[start]

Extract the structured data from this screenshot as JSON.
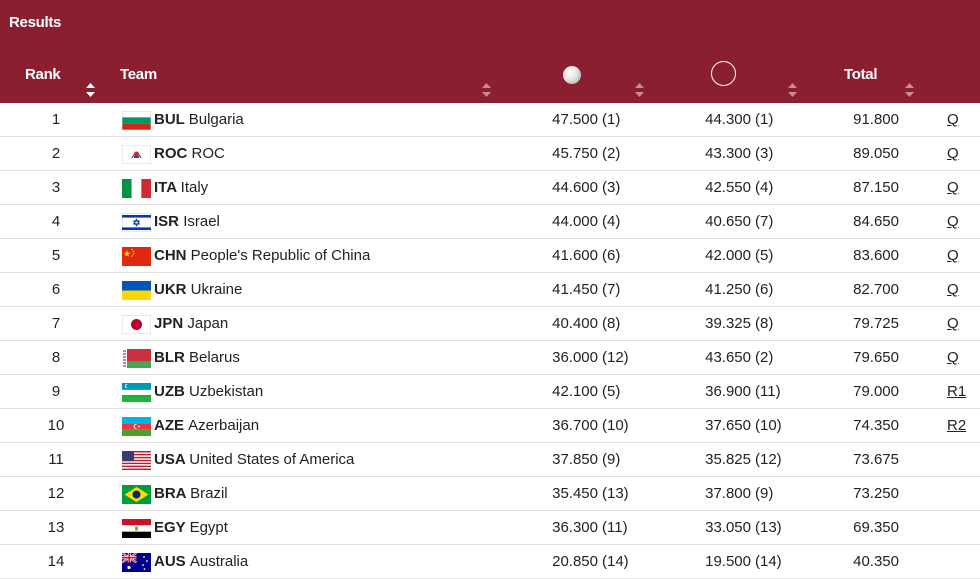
{
  "header": {
    "title": "Results",
    "columns": {
      "rank": "Rank",
      "team": "Team",
      "total": "Total"
    },
    "icons": [
      "ball-icon",
      "hoop-icon",
      "sort-icon"
    ],
    "bg_color": "#8a1f2f"
  },
  "rows": [
    {
      "rank": "1",
      "code": "BUL",
      "name": "Bulgaria",
      "s1": "47.500",
      "r1": "(1)",
      "s2": "44.300",
      "r2": "(1)",
      "total": "91.800",
      "q": "Q"
    },
    {
      "rank": "2",
      "code": "ROC",
      "name": "ROC",
      "s1": "45.750",
      "r1": "(2)",
      "s2": "43.300",
      "r2": "(3)",
      "total": "89.050",
      "q": "Q"
    },
    {
      "rank": "3",
      "code": "ITA",
      "name": "Italy",
      "s1": "44.600",
      "r1": "(3)",
      "s2": "42.550",
      "r2": "(4)",
      "total": "87.150",
      "q": "Q"
    },
    {
      "rank": "4",
      "code": "ISR",
      "name": "Israel",
      "s1": "44.000",
      "r1": "(4)",
      "s2": "40.650",
      "r2": "(7)",
      "total": "84.650",
      "q": "Q"
    },
    {
      "rank": "5",
      "code": "CHN",
      "name": "People's Republic of China",
      "s1": "41.600",
      "r1": "(6)",
      "s2": "42.000",
      "r2": "(5)",
      "total": "83.600",
      "q": "Q"
    },
    {
      "rank": "6",
      "code": "UKR",
      "name": "Ukraine",
      "s1": "41.450",
      "r1": "(7)",
      "s2": "41.250",
      "r2": "(6)",
      "total": "82.700",
      "q": "Q"
    },
    {
      "rank": "7",
      "code": "JPN",
      "name": "Japan",
      "s1": "40.400",
      "r1": "(8)",
      "s2": "39.325",
      "r2": "(8)",
      "total": "79.725",
      "q": "Q"
    },
    {
      "rank": "8",
      "code": "BLR",
      "name": "Belarus",
      "s1": "36.000",
      "r1": "(12)",
      "s2": "43.650",
      "r2": "(2)",
      "total": "79.650",
      "q": "Q"
    },
    {
      "rank": "9",
      "code": "UZB",
      "name": "Uzbekistan",
      "s1": "42.100",
      "r1": "(5)",
      "s2": "36.900",
      "r2": "(11)",
      "total": "79.000",
      "q": "R1"
    },
    {
      "rank": "10",
      "code": "AZE",
      "name": "Azerbaijan",
      "s1": "36.700",
      "r1": "(10)",
      "s2": "37.650",
      "r2": "(10)",
      "total": "74.350",
      "q": "R2"
    },
    {
      "rank": "11",
      "code": "USA",
      "name": "United States of America",
      "s1": "37.850",
      "r1": "(9)",
      "s2": "35.825",
      "r2": "(12)",
      "total": "73.675",
      "q": ""
    },
    {
      "rank": "12",
      "code": "BRA",
      "name": "Brazil",
      "s1": "35.450",
      "r1": "(13)",
      "s2": "37.800",
      "r2": "(9)",
      "total": "73.250",
      "q": ""
    },
    {
      "rank": "13",
      "code": "EGY",
      "name": "Egypt",
      "s1": "36.300",
      "r1": "(11)",
      "s2": "33.050",
      "r2": "(13)",
      "total": "69.350",
      "q": ""
    },
    {
      "rank": "14",
      "code": "AUS",
      "name": "Australia",
      "s1": "20.850",
      "r1": "(14)",
      "s2": "19.500",
      "r2": "(14)",
      "total": "40.350",
      "q": ""
    }
  ]
}
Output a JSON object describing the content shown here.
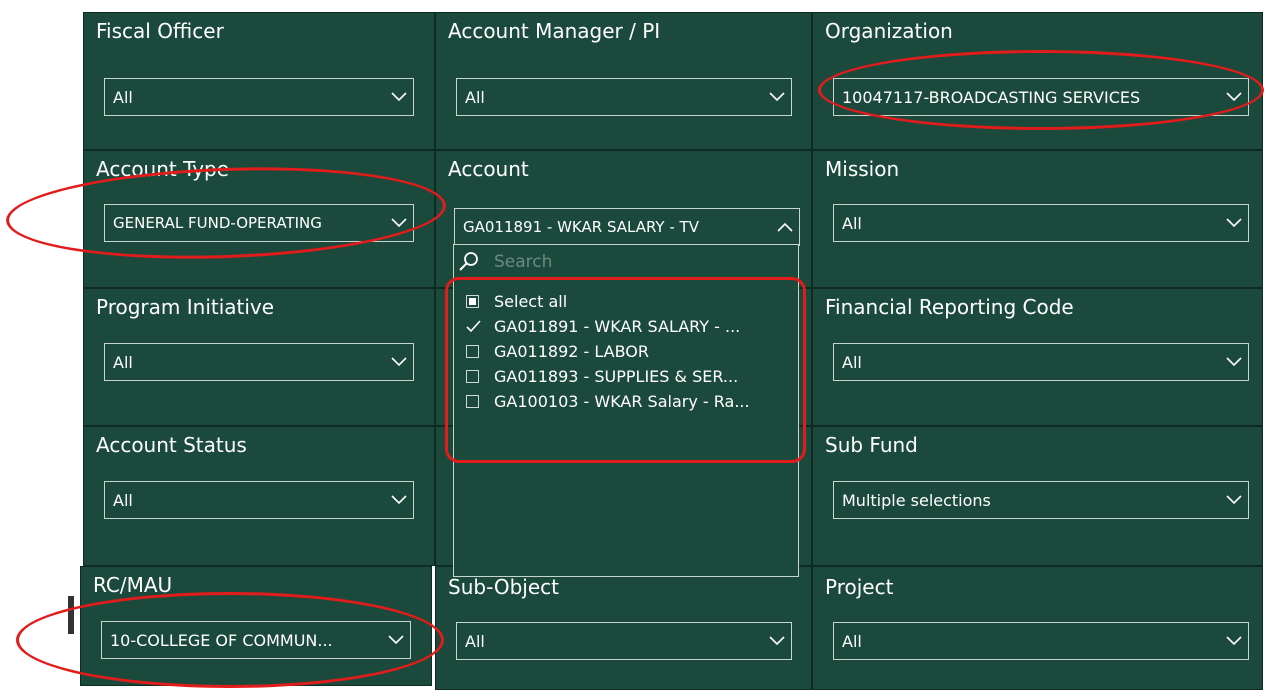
{
  "filters": {
    "fiscal_officer": {
      "title": "Fiscal Officer",
      "value": "All"
    },
    "account_manager": {
      "title": "Account Manager / PI",
      "value": "All"
    },
    "organization": {
      "title": "Organization",
      "value": "10047117-BROADCASTING SERVICES"
    },
    "account_type": {
      "title": "Account Type",
      "value": "GENERAL FUND-OPERATING"
    },
    "account": {
      "title": "Account",
      "value": "GA011891 - WKAR SALARY - TV"
    },
    "mission": {
      "title": "Mission",
      "value": "All"
    },
    "program_initiative": {
      "title": "Program Initiative",
      "value": "All"
    },
    "financial_reporting_code": {
      "title": "Financial Reporting Code",
      "value": "All"
    },
    "account_status": {
      "title": "Account Status",
      "value": "All"
    },
    "sub_fund": {
      "title": "Sub Fund",
      "value": "Multiple selections"
    },
    "rc_mau": {
      "title": "RC/MAU",
      "value": "10-COLLEGE OF COMMUN..."
    },
    "sub_object": {
      "title": "Sub-Object",
      "value": "All"
    },
    "project": {
      "title": "Project",
      "value": "All"
    }
  },
  "account_dropdown": {
    "search_placeholder": "Search",
    "select_all_label": "Select all",
    "items": [
      {
        "label": "GA011891 - WKAR SALARY - ...",
        "checked": true
      },
      {
        "label": "GA011892 - LABOR",
        "checked": false
      },
      {
        "label": "GA011893 - SUPPLIES & SER...",
        "checked": false
      },
      {
        "label": "GA100103 - WKAR Salary - Ra...",
        "checked": false
      }
    ]
  },
  "colors": {
    "tile_bg": "#1b4a3d",
    "annotation": "#e21b1b",
    "text": "#ffffff"
  },
  "icons": {
    "dropdown": "chevron-down-icon",
    "open": "chevron-up-icon",
    "search": "search-icon",
    "check": "checkmark-icon"
  }
}
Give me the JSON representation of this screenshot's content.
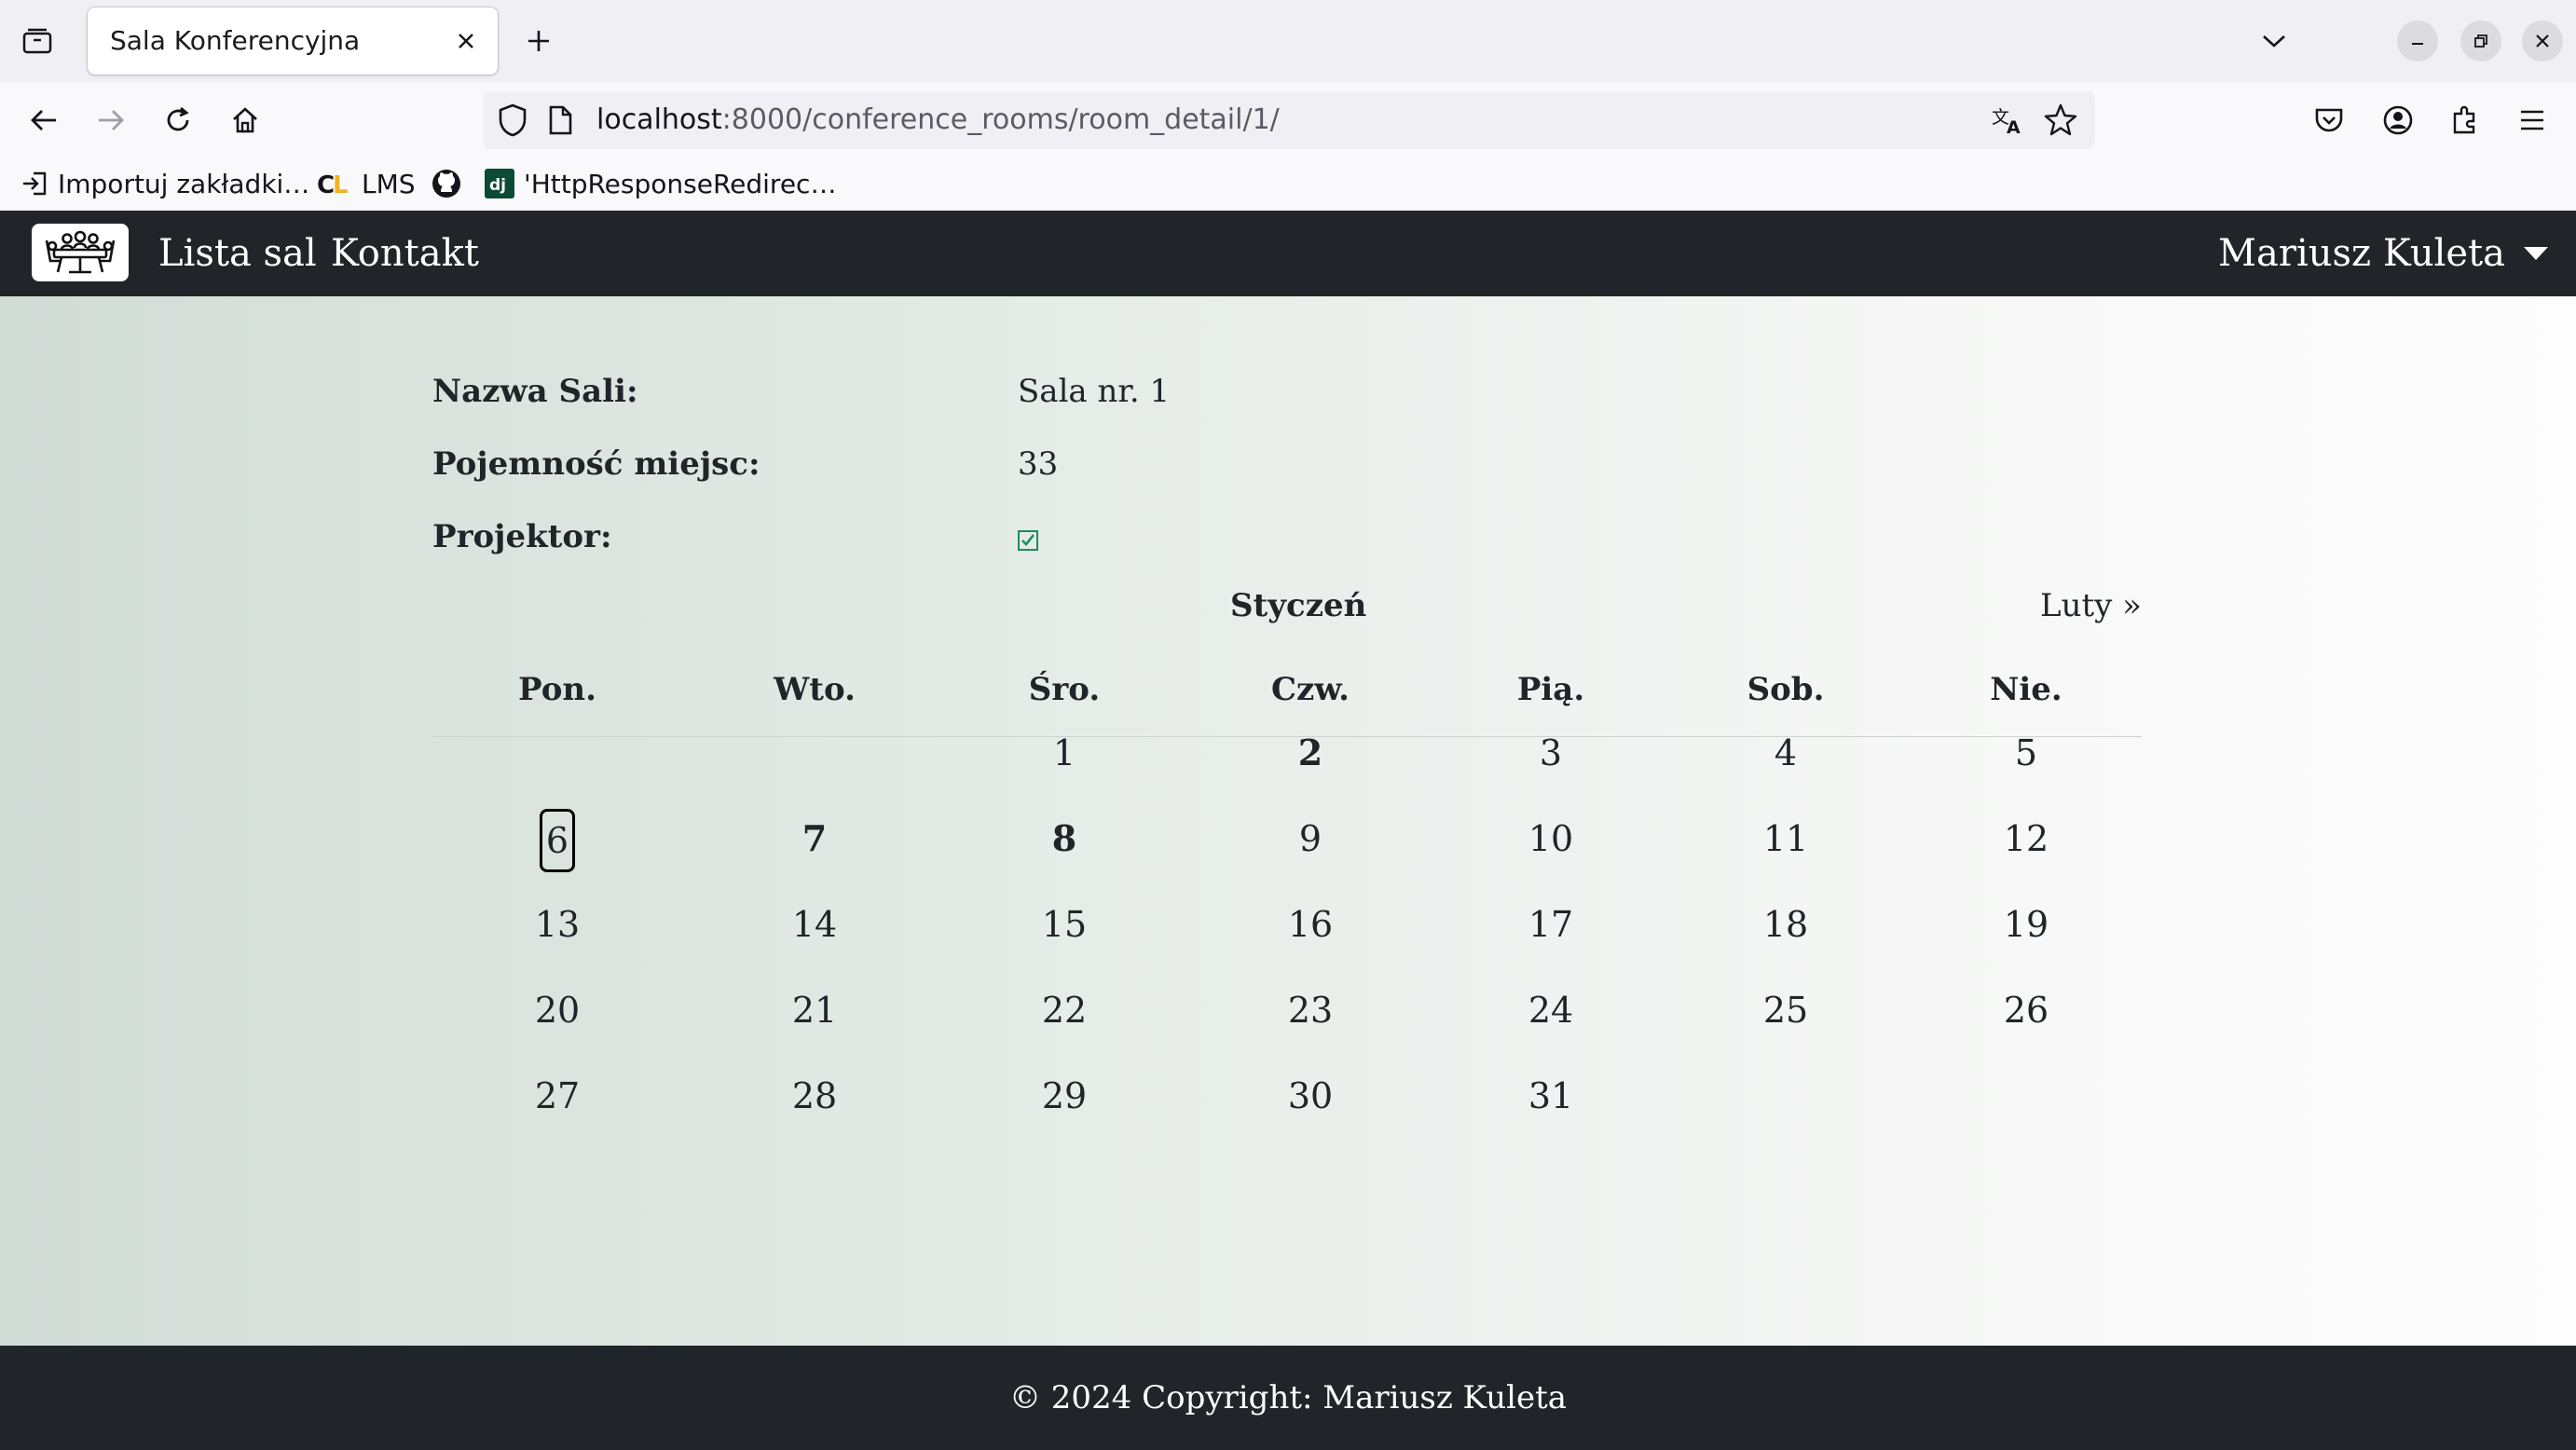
{
  "browser": {
    "tab_title": "Sala Konferencyjna",
    "url_host": "localhost",
    "url_rest": ":8000/conference_rooms/room_detail/1/",
    "bookmarks": [
      "Importuj zakładki…",
      "LMS",
      "'HttpResponseRedirec…"
    ]
  },
  "site": {
    "nav_links": [
      "Lista sal",
      "Kontakt"
    ],
    "user_name": "Mariusz Kuleta"
  },
  "room": {
    "name_label": "Nazwa Sali:",
    "name_value": "Sala nr. 1",
    "capacity_label": "Pojemność miejsc:",
    "capacity_value": "33",
    "projector_label": "Projektor:",
    "projector_value": true
  },
  "calendar": {
    "month": "Styczeń",
    "next_link": "Luty »",
    "weekdays": [
      "Pon.",
      "Wto.",
      "Śro.",
      "Czw.",
      "Pią.",
      "Sob.",
      "Nie."
    ],
    "first_weekday_index": 2,
    "days_in_month": 31,
    "today": 6,
    "bold_days": [
      2,
      7,
      8
    ]
  },
  "footer": {
    "text": "© 2024 Copyright: Mariusz Kuleta"
  },
  "colors": {
    "dark_bar": "#212529",
    "check_green": "#1a8f5a"
  }
}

[end]

> **What you need to do**: Identify each line of the material where the word "Kuleta" shows up, and copy it.

> **Solution**:
    "user_name": "Mariusz Kuleta"
    "text": "© 2024 Copyright: Mariusz Kuleta"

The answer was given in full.